TASK PROMPT: Wherever "series" appears in a line, copy that line.

[Figure content listings]
------------------------------------

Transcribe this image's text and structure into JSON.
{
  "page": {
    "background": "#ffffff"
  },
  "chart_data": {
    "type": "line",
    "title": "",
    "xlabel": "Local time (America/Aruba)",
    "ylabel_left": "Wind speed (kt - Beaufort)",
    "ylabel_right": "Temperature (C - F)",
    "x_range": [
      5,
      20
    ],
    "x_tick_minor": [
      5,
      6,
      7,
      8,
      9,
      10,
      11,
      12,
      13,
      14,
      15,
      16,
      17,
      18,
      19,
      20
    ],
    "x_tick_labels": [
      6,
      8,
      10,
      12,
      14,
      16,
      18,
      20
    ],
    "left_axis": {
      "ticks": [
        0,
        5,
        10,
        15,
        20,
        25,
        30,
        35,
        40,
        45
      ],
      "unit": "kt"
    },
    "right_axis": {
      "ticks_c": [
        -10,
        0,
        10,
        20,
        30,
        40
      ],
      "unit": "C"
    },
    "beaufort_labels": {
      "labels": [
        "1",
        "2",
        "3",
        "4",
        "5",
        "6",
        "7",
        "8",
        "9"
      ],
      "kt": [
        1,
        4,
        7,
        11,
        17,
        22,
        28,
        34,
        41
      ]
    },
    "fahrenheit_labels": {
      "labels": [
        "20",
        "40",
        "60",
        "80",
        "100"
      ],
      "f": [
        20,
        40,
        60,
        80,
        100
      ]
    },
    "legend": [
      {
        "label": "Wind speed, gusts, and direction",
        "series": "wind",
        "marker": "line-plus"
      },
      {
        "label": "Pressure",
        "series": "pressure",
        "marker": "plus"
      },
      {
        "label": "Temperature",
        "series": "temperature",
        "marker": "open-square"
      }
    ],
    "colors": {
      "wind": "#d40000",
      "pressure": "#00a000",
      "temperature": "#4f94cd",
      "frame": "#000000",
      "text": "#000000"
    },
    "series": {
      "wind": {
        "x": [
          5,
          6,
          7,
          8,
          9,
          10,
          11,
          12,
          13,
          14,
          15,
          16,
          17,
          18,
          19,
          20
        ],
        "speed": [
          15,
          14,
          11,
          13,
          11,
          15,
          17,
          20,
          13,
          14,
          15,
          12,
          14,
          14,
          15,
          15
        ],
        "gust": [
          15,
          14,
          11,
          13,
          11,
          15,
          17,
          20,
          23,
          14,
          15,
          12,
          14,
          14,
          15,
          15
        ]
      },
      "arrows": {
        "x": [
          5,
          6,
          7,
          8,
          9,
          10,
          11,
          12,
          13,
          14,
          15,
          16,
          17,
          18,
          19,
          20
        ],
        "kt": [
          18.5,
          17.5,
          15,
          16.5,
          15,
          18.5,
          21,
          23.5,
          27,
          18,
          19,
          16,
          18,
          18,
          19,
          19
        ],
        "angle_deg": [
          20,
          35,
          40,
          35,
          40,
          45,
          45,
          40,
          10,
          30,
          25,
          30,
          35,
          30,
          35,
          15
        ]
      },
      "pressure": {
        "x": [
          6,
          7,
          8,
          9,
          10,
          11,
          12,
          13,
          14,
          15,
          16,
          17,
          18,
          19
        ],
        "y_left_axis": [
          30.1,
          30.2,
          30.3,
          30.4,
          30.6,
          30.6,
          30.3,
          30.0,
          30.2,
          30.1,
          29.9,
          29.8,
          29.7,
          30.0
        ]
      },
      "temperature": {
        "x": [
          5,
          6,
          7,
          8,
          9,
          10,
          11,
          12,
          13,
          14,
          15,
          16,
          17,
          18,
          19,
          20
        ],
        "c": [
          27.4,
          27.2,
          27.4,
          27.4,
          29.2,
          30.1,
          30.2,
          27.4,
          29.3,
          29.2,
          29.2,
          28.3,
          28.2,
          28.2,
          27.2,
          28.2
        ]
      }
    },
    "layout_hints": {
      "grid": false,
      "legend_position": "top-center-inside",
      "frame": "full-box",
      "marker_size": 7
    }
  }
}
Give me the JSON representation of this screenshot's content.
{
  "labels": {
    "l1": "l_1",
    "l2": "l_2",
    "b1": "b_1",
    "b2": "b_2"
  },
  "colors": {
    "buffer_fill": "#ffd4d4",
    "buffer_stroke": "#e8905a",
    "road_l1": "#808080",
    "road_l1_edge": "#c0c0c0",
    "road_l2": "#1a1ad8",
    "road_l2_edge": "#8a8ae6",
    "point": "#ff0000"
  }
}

------------------------------------

SOLUTION TO THIS EXERCISE:
        "series": "wind",
        "series": "pressure",
        "series": "temperature",
    "series": {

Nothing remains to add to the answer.